-- BEGIN Records for the task --

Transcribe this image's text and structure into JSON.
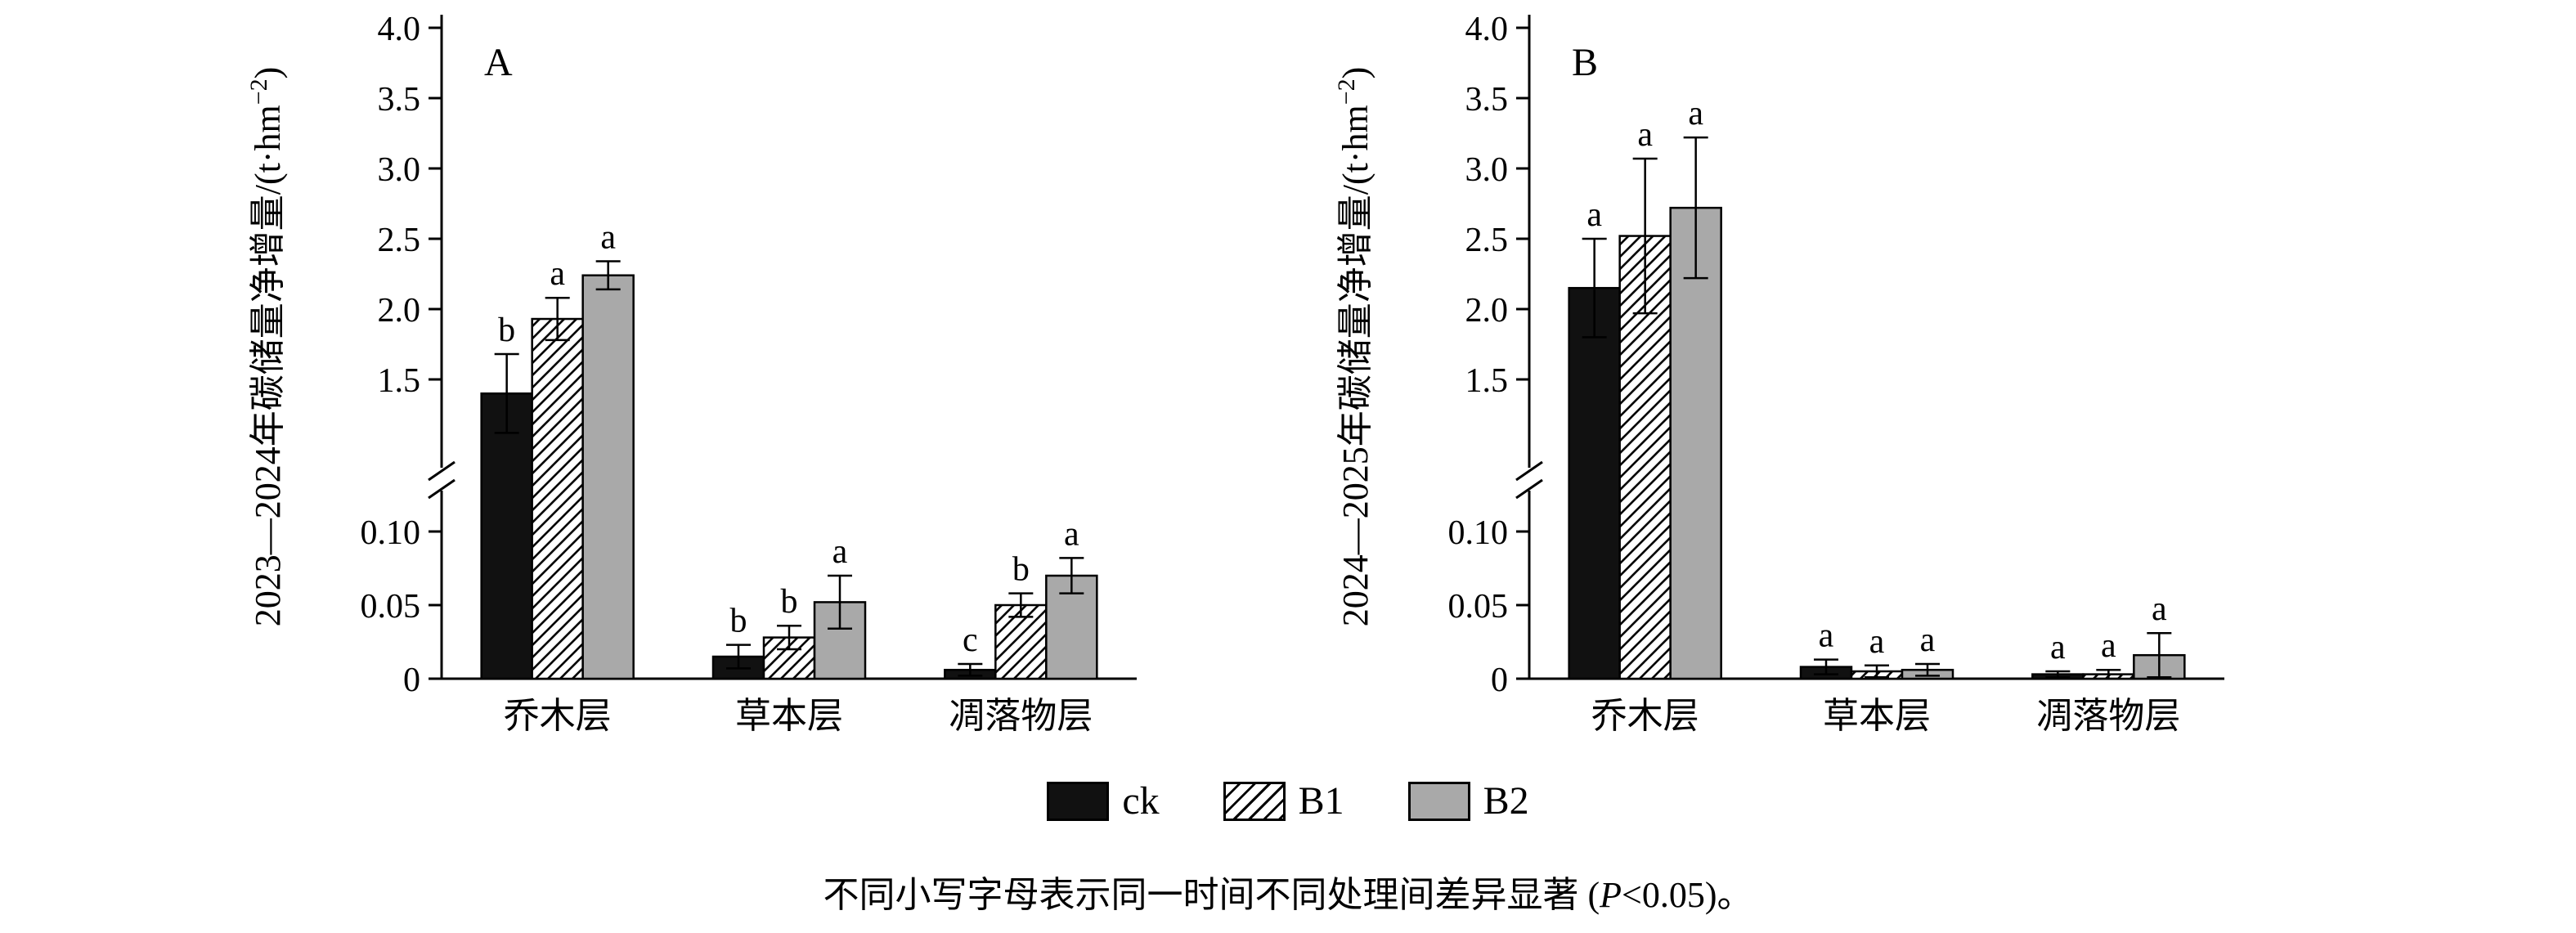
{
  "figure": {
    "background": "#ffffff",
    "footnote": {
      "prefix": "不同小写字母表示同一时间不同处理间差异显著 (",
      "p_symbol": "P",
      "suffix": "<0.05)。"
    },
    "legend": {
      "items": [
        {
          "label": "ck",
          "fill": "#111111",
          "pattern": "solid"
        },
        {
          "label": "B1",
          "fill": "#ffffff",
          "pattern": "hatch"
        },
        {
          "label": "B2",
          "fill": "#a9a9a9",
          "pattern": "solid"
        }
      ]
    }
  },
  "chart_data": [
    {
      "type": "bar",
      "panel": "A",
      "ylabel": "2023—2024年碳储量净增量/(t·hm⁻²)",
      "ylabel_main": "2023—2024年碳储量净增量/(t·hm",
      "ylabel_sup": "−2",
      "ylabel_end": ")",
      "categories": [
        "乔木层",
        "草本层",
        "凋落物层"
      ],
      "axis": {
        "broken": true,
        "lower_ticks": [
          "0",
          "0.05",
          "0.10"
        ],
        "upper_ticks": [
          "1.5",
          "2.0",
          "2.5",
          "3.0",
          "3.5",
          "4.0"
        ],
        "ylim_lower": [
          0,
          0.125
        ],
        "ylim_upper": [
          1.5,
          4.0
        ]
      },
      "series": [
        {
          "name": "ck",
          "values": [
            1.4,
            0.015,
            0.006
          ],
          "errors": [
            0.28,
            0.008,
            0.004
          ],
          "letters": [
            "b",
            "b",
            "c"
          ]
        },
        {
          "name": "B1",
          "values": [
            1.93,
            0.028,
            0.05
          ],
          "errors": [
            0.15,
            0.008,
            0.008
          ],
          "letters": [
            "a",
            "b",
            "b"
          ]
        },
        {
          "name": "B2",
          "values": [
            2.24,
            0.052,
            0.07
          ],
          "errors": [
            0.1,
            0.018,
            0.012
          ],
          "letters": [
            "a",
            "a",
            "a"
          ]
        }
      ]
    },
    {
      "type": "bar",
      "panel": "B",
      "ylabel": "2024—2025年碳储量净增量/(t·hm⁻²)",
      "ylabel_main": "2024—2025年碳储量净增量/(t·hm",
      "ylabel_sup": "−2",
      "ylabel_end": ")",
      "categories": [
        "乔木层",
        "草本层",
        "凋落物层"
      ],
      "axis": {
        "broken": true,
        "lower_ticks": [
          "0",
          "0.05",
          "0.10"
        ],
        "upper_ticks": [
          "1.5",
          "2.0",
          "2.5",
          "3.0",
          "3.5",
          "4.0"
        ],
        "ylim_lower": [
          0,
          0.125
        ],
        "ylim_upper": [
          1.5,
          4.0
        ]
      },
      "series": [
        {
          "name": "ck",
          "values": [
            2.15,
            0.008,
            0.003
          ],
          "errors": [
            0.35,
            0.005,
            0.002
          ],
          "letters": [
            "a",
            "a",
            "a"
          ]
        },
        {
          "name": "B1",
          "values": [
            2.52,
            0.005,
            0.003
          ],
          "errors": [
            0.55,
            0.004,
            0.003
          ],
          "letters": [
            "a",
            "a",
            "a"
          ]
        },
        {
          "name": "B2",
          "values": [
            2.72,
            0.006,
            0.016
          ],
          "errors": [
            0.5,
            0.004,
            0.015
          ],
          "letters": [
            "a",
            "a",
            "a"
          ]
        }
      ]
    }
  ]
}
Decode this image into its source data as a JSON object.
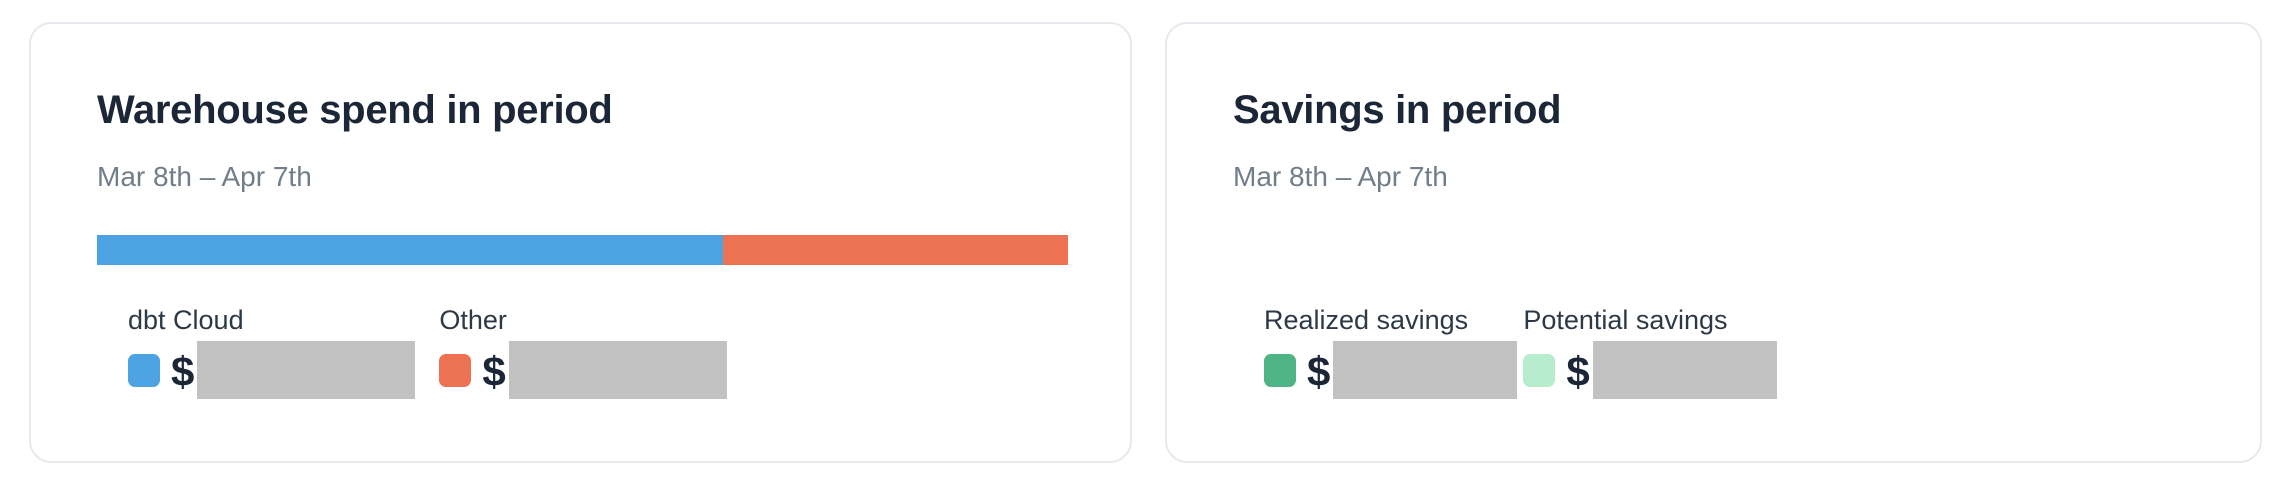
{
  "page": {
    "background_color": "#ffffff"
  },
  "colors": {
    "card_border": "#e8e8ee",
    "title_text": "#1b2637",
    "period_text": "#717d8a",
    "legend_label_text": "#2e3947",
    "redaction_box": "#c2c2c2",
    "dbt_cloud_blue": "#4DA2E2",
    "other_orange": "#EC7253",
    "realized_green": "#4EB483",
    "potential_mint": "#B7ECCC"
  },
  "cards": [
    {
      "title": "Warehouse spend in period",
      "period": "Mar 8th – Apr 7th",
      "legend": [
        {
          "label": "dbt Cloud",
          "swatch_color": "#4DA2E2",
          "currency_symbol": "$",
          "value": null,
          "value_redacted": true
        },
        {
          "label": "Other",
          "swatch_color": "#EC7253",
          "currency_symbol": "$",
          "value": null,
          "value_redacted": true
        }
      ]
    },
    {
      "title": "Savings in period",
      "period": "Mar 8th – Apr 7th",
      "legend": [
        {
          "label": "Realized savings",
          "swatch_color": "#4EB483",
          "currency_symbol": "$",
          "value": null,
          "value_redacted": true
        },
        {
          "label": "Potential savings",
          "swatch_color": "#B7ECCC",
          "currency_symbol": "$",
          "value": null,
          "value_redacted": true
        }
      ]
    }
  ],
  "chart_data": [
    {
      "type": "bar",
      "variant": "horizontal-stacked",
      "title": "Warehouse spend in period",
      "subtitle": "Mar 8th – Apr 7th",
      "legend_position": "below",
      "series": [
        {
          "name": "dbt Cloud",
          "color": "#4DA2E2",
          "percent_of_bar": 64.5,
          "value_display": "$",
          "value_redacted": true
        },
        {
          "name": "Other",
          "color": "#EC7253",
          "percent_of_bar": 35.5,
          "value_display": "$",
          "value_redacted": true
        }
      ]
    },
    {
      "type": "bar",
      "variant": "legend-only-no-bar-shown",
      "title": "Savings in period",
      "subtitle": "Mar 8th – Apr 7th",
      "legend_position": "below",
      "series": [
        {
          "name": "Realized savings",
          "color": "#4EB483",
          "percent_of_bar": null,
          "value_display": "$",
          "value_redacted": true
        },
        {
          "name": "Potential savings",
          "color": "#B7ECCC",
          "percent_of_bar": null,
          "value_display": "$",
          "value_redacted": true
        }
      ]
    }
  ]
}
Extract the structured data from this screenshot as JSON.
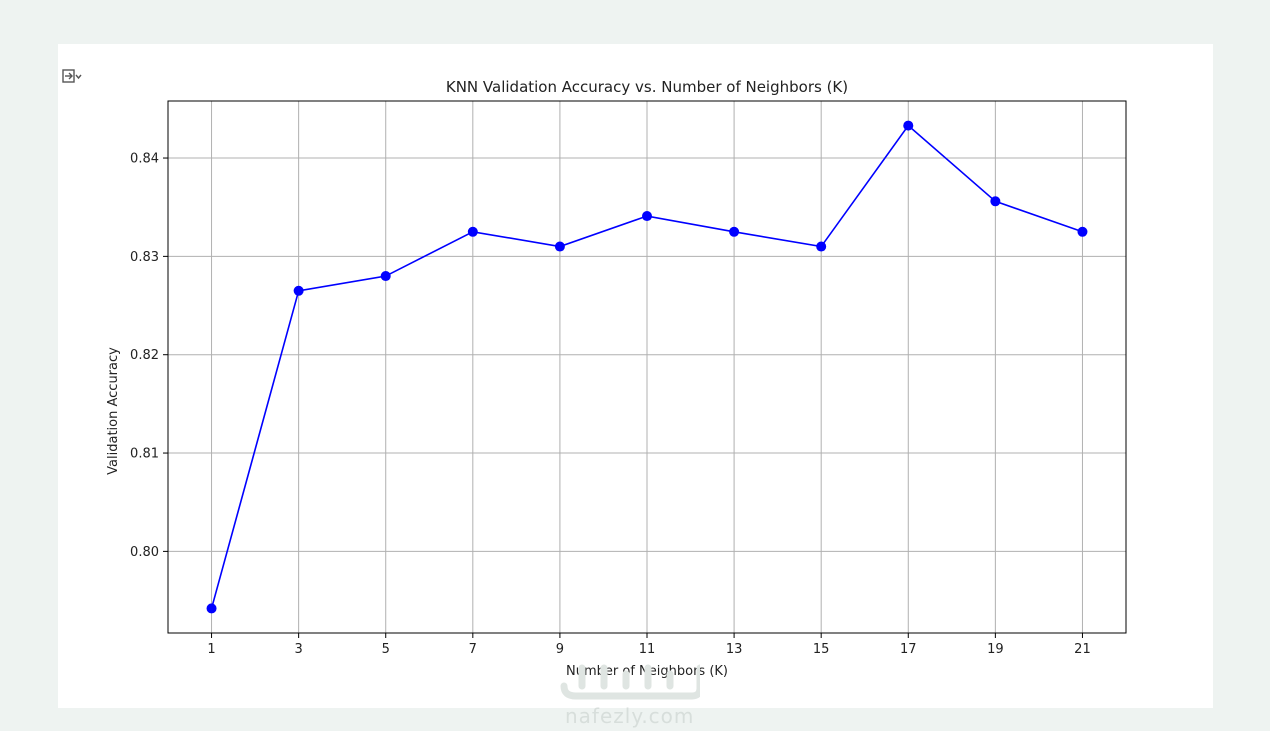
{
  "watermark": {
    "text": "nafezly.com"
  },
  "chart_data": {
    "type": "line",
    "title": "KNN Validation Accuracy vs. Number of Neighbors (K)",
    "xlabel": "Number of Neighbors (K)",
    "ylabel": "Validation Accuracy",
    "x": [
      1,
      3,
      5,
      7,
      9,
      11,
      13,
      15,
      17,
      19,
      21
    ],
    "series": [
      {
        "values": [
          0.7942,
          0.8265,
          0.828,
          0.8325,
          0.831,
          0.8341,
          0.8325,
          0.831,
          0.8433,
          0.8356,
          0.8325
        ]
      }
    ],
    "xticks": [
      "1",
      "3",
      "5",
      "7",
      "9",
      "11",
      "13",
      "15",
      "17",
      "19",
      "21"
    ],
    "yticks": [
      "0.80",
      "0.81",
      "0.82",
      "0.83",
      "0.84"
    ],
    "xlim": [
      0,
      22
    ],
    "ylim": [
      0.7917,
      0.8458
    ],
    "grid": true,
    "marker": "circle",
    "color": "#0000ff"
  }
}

-- END Records for the task --

- Direction
Give back the entries verbatim. Do not include any picture.

- Complete answer
Transcribe this image's text and structure into JSON.
{
  "figure": {
    "background": "#ffffff",
    "footnote": {
      "prefix": "不同小写字母表示同一时间不同处理间差异显著 (",
      "p_symbol": "P",
      "suffix": "<0.05)。"
    },
    "legend": {
      "items": [
        {
          "label": "ck",
          "fill": "#111111",
          "pattern": "solid"
        },
        {
          "label": "B1",
          "fill": "#ffffff",
          "pattern": "hatch"
        },
        {
          "label": "B2",
          "fill": "#a9a9a9",
          "pattern": "solid"
        }
      ]
    }
  },
  "chart_data": [
    {
      "type": "bar",
      "panel": "A",
      "ylabel": "2023—2024年碳储量净增量/(t·hm⁻²)",
      "ylabel_main": "2023—2024年碳储量净增量/(t·hm",
      "ylabel_sup": "−2",
      "ylabel_end": ")",
      "categories": [
        "乔木层",
        "草本层",
        "凋落物层"
      ],
      "axis": {
        "broken": true,
        "lower_ticks": [
          "0",
          "0.05",
          "0.10"
        ],
        "upper_ticks": [
          "1.5",
          "2.0",
          "2.5",
          "3.0",
          "3.5",
          "4.0"
        ],
        "ylim_lower": [
          0,
          0.125
        ],
        "ylim_upper": [
          1.5,
          4.0
        ]
      },
      "series": [
        {
          "name": "ck",
          "values": [
            1.4,
            0.015,
            0.006
          ],
          "errors": [
            0.28,
            0.008,
            0.004
          ],
          "letters": [
            "b",
            "b",
            "c"
          ]
        },
        {
          "name": "B1",
          "values": [
            1.93,
            0.028,
            0.05
          ],
          "errors": [
            0.15,
            0.008,
            0.008
          ],
          "letters": [
            "a",
            "b",
            "b"
          ]
        },
        {
          "name": "B2",
          "values": [
            2.24,
            0.052,
            0.07
          ],
          "errors": [
            0.1,
            0.018,
            0.012
          ],
          "letters": [
            "a",
            "a",
            "a"
          ]
        }
      ]
    },
    {
      "type": "bar",
      "panel": "B",
      "ylabel": "2024—2025年碳储量净增量/(t·hm⁻²)",
      "ylabel_main": "2024—2025年碳储量净增量/(t·hm",
      "ylabel_sup": "−2",
      "ylabel_end": ")",
      "categories": [
        "乔木层",
        "草本层",
        "凋落物层"
      ],
      "axis": {
        "broken": true,
        "lower_ticks": [
          "0",
          "0.05",
          "0.10"
        ],
        "upper_ticks": [
          "1.5",
          "2.0",
          "2.5",
          "3.0",
          "3.5",
          "4.0"
        ],
        "ylim_lower": [
          0,
          0.125
        ],
        "ylim_upper": [
          1.5,
          4.0
        ]
      },
      "series": [
        {
          "name": "ck",
          "values": [
            2.15,
            0.008,
            0.003
          ],
          "errors": [
            0.35,
            0.005,
            0.002
          ],
          "letters": [
            "a",
            "a",
            "a"
          ]
        },
        {
          "name": "B1",
          "values": [
            2.52,
            0.005,
            0.003
          ],
          "errors": [
            0.55,
            0.004,
            0.003
          ],
          "letters": [
            "a",
            "a",
            "a"
          ]
        },
        {
          "name": "B2",
          "values": [
            2.72,
            0.006,
            0.016
          ],
          "errors": [
            0.5,
            0.004,
            0.015
          ],
          "letters": [
            "a",
            "a",
            "a"
          ]
        }
      ]
    }
  ]
}
Decode this image into its source data as a JSON object.
{
  "page": {
    "background_color": "#ffffff"
  },
  "colors": {
    "card_border": "#e8e8ee",
    "title_text": "#1b2637",
    "period_text": "#717d8a",
    "legend_label_text": "#2e3947",
    "redaction_box": "#c2c2c2",
    "dbt_cloud_blue": "#4DA2E2",
    "other_orange": "#EC7253",
    "realized_green": "#4EB483",
    "potential_mint": "#B7ECCC"
  },
  "cards": [
    {
      "title": "Warehouse spend in period",
      "period": "Mar 8th – Apr 7th",
      "legend": [
        {
          "label": "dbt Cloud",
          "swatch_color": "#4DA2E2",
          "currency_symbol": "$",
          "value": null,
          "value_redacted": true
        },
        {
          "label": "Other",
          "swatch_color": "#EC7253",
          "currency_symbol": "$",
          "value": null,
          "value_redacted": true
        }
      ]
    },
    {
      "title": "Savings in period",
      "period": "Mar 8th – Apr 7th",
      "legend": [
        {
          "label": "Realized savings",
          "swatch_color": "#4EB483",
          "currency_symbol": "$",
          "value": null,
          "value_redacted": true
        },
        {
          "label": "Potential savings",
          "swatch_color": "#B7ECCC",
          "currency_symbol": "$",
          "value": null,
          "value_redacted": true
        }
      ]
    }
  ],
  "chart_data": [
    {
      "type": "bar",
      "variant": "horizontal-stacked",
      "title": "Warehouse spend in period",
      "subtitle": "Mar 8th – Apr 7th",
      "legend_position": "below",
      "series": [
        {
          "name": "dbt Cloud",
          "color": "#4DA2E2",
          "percent_of_bar": 64.5,
          "value_display": "$",
          "value_redacted": true
        },
        {
          "name": "Other",
          "color": "#EC7253",
          "percent_of_bar": 35.5,
          "value_display": "$",
          "value_redacted": true
        }
      ]
    },
    {
      "type": "bar",
      "variant": "legend-only-no-bar-shown",
      "title": "Savings in period",
      "subtitle": "Mar 8th – Apr 7th",
      "legend_position": "below",
      "series": [
        {
          "name": "Realized savings",
          "color": "#4EB483",
          "percent_of_bar": null,
          "value_display": "$",
          "value_redacted": true
        },
        {
          "name": "Potential savings",
          "color": "#B7ECCC",
          "percent_of_bar": null,
          "value_display": "$",
          "value_redacted": true
        }
      ]
    }
  ]
}
Extract the structured data from this screenshot as JSON.
{
  "watermark": {
    "text": "nafezly.com"
  },
  "chart_data": {
    "type": "line",
    "title": "KNN Validation Accuracy vs. Number of Neighbors (K)",
    "xlabel": "Number of Neighbors (K)",
    "ylabel": "Validation Accuracy",
    "x": [
      1,
      3,
      5,
      7,
      9,
      11,
      13,
      15,
      17,
      19,
      21
    ],
    "series": [
      {
        "values": [
          0.7942,
          0.8265,
          0.828,
          0.8325,
          0.831,
          0.8341,
          0.8325,
          0.831,
          0.8433,
          0.8356,
          0.8325
        ]
      }
    ],
    "xticks": [
      "1",
      "3",
      "5",
      "7",
      "9",
      "11",
      "13",
      "15",
      "17",
      "19",
      "21"
    ],
    "yticks": [
      "0.80",
      "0.81",
      "0.82",
      "0.83",
      "0.84"
    ],
    "xlim": [
      0,
      22
    ],
    "ylim": [
      0.7917,
      0.8458
    ],
    "grid": true,
    "marker": "circle",
    "color": "#0000ff"
  }
}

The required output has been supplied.